WRITTEN REQUEST
Reproduce the listing verbatim.
#### MATERIAL ####
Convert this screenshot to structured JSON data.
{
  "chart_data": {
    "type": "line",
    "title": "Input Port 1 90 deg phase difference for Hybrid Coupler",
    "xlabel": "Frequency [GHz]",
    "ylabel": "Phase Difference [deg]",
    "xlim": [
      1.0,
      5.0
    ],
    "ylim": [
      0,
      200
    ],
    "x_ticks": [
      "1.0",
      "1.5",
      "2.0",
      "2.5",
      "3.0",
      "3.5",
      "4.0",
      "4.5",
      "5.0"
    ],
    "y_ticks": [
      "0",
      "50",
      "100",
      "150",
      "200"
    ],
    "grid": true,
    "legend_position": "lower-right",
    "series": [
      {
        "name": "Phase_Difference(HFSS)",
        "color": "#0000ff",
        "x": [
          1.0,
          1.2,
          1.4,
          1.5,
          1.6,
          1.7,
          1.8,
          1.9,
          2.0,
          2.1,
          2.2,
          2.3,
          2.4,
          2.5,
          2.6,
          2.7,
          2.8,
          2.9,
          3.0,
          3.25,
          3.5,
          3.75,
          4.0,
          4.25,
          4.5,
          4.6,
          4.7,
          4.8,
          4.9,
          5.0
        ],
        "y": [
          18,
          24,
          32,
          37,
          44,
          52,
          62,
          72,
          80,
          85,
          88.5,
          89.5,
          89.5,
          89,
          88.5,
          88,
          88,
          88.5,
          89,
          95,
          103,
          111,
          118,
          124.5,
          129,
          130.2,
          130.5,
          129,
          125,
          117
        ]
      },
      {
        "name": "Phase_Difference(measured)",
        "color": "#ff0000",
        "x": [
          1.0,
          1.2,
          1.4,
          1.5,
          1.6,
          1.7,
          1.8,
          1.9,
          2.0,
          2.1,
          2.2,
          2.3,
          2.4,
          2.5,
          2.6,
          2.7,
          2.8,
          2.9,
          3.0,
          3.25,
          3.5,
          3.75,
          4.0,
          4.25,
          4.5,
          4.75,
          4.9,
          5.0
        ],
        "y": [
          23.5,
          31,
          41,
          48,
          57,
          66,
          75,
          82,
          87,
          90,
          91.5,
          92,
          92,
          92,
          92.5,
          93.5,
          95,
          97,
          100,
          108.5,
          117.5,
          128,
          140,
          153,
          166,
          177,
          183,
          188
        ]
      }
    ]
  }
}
####
RESPONSE TO THE TASK
Convert this screenshot to structured JSON data.
{
  "chart_data": {
    "type": "line",
    "title": "Input Port 1 90 deg phase difference for Hybrid Coupler",
    "xlabel": "Frequency [GHz]",
    "ylabel": "Phase Difference [deg]",
    "xlim": [
      1.0,
      5.0
    ],
    "ylim": [
      0,
      200
    ],
    "x_ticks": [
      "1.0",
      "1.5",
      "2.0",
      "2.5",
      "3.0",
      "3.5",
      "4.0",
      "4.5",
      "5.0"
    ],
    "y_ticks": [
      "0",
      "50",
      "100",
      "150",
      "200"
    ],
    "grid": true,
    "legend_position": "lower-right",
    "series": [
      {
        "name": "Phase_Difference(HFSS)",
        "color": "#0000ff",
        "x": [
          1.0,
          1.2,
          1.4,
          1.5,
          1.6,
          1.7,
          1.8,
          1.9,
          2.0,
          2.1,
          2.2,
          2.3,
          2.4,
          2.5,
          2.6,
          2.7,
          2.8,
          2.9,
          3.0,
          3.25,
          3.5,
          3.75,
          4.0,
          4.25,
          4.5,
          4.6,
          4.7,
          4.8,
          4.9,
          5.0
        ],
        "y": [
          18,
          24,
          32,
          37,
          44,
          52,
          62,
          72,
          80,
          85,
          88.5,
          89.5,
          89.5,
          89,
          88.5,
          88,
          88,
          88.5,
          89,
          95,
          103,
          111,
          118,
          124.5,
          129,
          130.2,
          130.5,
          129,
          125,
          117
        ]
      },
      {
        "name": "Phase_Difference(measured)",
        "color": "#ff0000",
        "x": [
          1.0,
          1.2,
          1.4,
          1.5,
          1.6,
          1.7,
          1.8,
          1.9,
          2.0,
          2.1,
          2.2,
          2.3,
          2.4,
          2.5,
          2.6,
          2.7,
          2.8,
          2.9,
          3.0,
          3.25,
          3.5,
          3.75,
          4.0,
          4.25,
          4.5,
          4.75,
          4.9,
          5.0
        ],
        "y": [
          23.5,
          31,
          41,
          48,
          57,
          66,
          75,
          82,
          87,
          90,
          91.5,
          92,
          92,
          92,
          92.5,
          93.5,
          95,
          97,
          100,
          108.5,
          117.5,
          128,
          140,
          153,
          166,
          177,
          183,
          188
        ]
      }
    ]
  }
}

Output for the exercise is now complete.